**Extrait choisi**
╔══
Mariage plus vieux

Il y a ceux qui sont de passage, dont on se souvient à peine, et puis il y a ceux qui reviennent tous les ans voir plusieurs fois par an. Souvent ils sont assez âgés. Enfin suffisamment âgés pour ne plus avoir envie de faire toute la route d’une seule traite ! Un jour le hasard les a conduits au Domaine de l’Aupenade pour cette pause qu’ils font maintenant toujours lorsqu’ils vont voir leur fille à Paris, ou leur fils à Bordeaux ou bien encore lorsqu’ils vont en cure à Dax ou qu’ils partent en vacances dans les Alpes. L’Aupenade est le lieu idéal pour faire une pause ! Ça partage pile votre route en deux quel que soit votre destination ! D’ailleurs je vous l’avais déjà dit, l’Aupenade se trouve au centre, dans un coin du centre certes, mais au centre ! Et comme le lit est moelleux, la compagnie agréable et la soupe délicieuse… enfin on fait tout pour… dorénavant c’est chez nous qu’ils s’arrêtent à chacun de leur passage.

 

Alors forcément on s’attache ! Parce que même si la clientèle âgée respecte à la lettre l’adage qui dit que l’heure de levée est inversement proportionnelle à votre âge et qu’il faut donc servir les petits déjeuners très tôt, avec le temps on a appris à se connaitre. On a discuté de la vie en long en large et en travers, on a fini par se trouver des connaissances communes, on sait à l’avance quel chambre donné, quels plats éviter. Plus besoin de rien préciser au téléphone au moment de la réservation. Plus besoin même de se présenter, nous reconnaissons la voix ! « Bien sur madame Fenestre, on vous met à Dame-Blanche comme l’autre fois. Et toujours pas d’agneau, ni de fromage de chèvre… ». On s’embrasse chaleureusement à l’arrivée et encore plus chaleureusement au départ. S’ils tombent au moment d’un anniversaire ou d’une communion, ils ne manqueront pas d’apporter un petit quelque-chose, « oh, c’est trois fois rien, mais ça nous fait tellement plaisir ! ».

Monsieur et madame Fenestre, au départ c’était plusieurs fois par an, nous nous demandions même s’ils n’avaient pas fini par s’inventer des prétextes, juste pour passer une ou deux nuits à l’Aupenade ! Mais avoir une clientèle âgée, ce n’est pas bon pour le commerce sur le long terme… Arrivera le jour où ils ne pourront plus prendre la voiture seuls… et même pire encore.
╚══
**Consignes**
1. Répondez à ces questions sur le texte consacré au Domaine de l'Aupenade :
(a) Dans quelle ville certains clients habitués vont-ils voir leur fils ?
(b) Dans quelle chambre installe-t-on madame Fenestre ?
(c) Au départ, à quelle fréquence monsieur et madame Fenestre venaient-ils ?
2. Recopiez à l'identique le passage du texte sur le Domaine de l'Aupenade, de « Monsieur et madame » à « même pire encore. ».
3. Rédigez la suite du texte sur le Domaine de l'Aupenade, en partant de sa dernière phrase.

**Données fournies**
╔══
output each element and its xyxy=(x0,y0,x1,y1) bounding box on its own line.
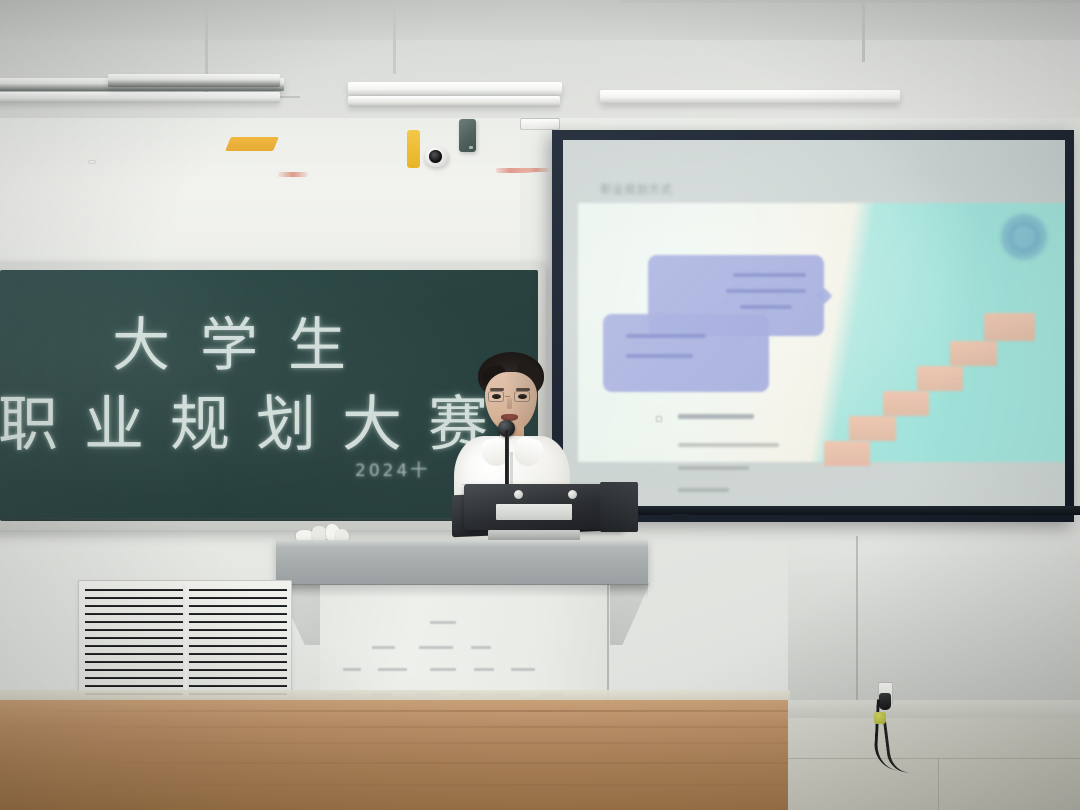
╚══
**Réponses dans l'ordre**
1.
(a) À Bordeaux.
(b) À Dame-Blanche.
(c) Plusieurs fois par an.

2.
Monsieur et madame Fenestre, au départ c’était plusieurs fois par an, nous nous demandions même s’ils n’avaient pas fini par s’inventer des prétextes, juste pour passer une ou deux nuits à l’Aupenade ! Mais avoir une clientèle âgée, ce n’est pas bon pour le commerce sur le long terme… Arrivera le jour où ils ne pourront plus prendre la voiture seuls… et même pire encore.

3.
Depuis un an nous n’avions plus de nouvelles des Fenestre…

Au début on n’y pensait pas vraiment… Mais est arrivé notre repas annuel de la « Ruche qui dit Oui ». L’année précédente ils l’avaient raté de quelques jours et en avaient été très déçus. Alors en partant, ils s’étaient assurés de la date « dernier mercredi de juin » et nous avaient dit que cette fois ci ils seraient là ! La fête de la Ruche est arrivée et ils n’étaient pas là. C’est à ce moment que nous nous sommes rendu compte que cela faisait un an que nous ne les avions pas vu. C’est à ce moment là que nous avons commencé à imaginer le pire. Il faut dire que lui avait eu une attaque cardiaque il y a des années de cela. Il s’en était plutôt bien remis, mais…

Nous nous sommes demandé s’il fallait les appeler. Mais qu’aurions nous dit ? « Nous voulions juste savoir si vous étiez encore en vie ? » ou bien « Ca fait longtemps que vous n’avez pas réservé chez nous ! » Tout cela était bien maladroit, alors nous n’avons rien fait. Nous avons juste attendu.

Et en attendant, nous avons aussi pensé à ce couple qui s’étaient rencontrés à 70 ans à un thé dansant, qui s’était marié après cela, qui était venu plusieurs fois chez nous -nous expliquant que le bonheur n’avait pas d’âge- et que nous n’avions pas vu depuis un moment. En attendant nous avons aussi pensé à cet autre couple qui s’arrêtait chez nous lorsqu’ils allaient voir leur fille qui était marié, chose improbable, avec un gars avec qui j’avais été en maternelle et dont la mère avait même été mon institutrice. Ce soir là j’avais sorti une photo de classe et ils avaient joué à retrouver leur gendre parmi les bambins joufflus. Nous nous en reparlions à chaque fois qu’ils revenaient ici : « et surtout vous passez le bonjour à Stéphane ! ». C’était notre rituel ! Eux aussi, cela fait longtemps que nous ne les avions pas vu.

Et puis un jour madame Fenestre a fini par appeler. Elle allait bien et voulait juste réserver une chambre pour cet été sur le chemin de leur cure à Dax. Nous n’avons demandé aucune explication sur leur infidélité, n’avons rien dit de notre inquiétude et avons juste ajouté : « « Bien sur madame Fenestre, on vous met à Dame-Blanche comme l’autre fois. Et toujours pas d’agneau, ni de fromage de chèvre… »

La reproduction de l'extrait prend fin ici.